YOUR GOAL — Search the records for the word "DOWN" and pick out every line that has it.

GIVEN DATA —
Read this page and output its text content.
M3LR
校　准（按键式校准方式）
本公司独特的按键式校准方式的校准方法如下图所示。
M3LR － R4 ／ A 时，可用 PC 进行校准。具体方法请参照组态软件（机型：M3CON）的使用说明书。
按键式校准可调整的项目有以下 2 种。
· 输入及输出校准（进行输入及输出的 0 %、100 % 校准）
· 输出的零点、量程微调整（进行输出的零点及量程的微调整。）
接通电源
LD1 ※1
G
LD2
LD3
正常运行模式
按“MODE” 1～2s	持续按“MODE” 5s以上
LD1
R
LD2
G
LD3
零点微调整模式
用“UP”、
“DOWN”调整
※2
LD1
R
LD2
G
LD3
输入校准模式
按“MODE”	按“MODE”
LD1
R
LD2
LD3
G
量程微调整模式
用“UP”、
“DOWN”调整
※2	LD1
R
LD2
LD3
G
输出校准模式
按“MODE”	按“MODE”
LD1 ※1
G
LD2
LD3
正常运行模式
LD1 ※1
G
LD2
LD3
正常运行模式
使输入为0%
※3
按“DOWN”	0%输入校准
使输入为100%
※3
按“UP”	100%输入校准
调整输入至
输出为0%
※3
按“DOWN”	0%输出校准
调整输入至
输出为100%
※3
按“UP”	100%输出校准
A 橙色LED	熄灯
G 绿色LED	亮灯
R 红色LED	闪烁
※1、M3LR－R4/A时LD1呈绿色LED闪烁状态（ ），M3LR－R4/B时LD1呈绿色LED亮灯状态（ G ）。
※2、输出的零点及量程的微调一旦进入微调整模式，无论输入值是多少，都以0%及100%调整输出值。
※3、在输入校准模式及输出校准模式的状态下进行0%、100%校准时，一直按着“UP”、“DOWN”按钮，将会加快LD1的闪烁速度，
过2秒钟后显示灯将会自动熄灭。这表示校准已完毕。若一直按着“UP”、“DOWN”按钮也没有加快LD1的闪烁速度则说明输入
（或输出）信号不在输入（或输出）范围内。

OUTPUT OF THE EXERCISE —
“DOWN”调整
“DOWN”调整
按“DOWN”	0%输入校准
按“DOWN”	0%输出校准
※3、在输入校准模式及输出校准模式的状态下进行0%、100%校准时，一直按着“UP”、“DOWN”按钮，将会加快LD1的闪烁速度，
过2秒钟后显示灯将会自动熄灭。这表示校准已完毕。若一直按着“UP”、“DOWN”按钮也没有加快LD1的闪烁速度则说明输入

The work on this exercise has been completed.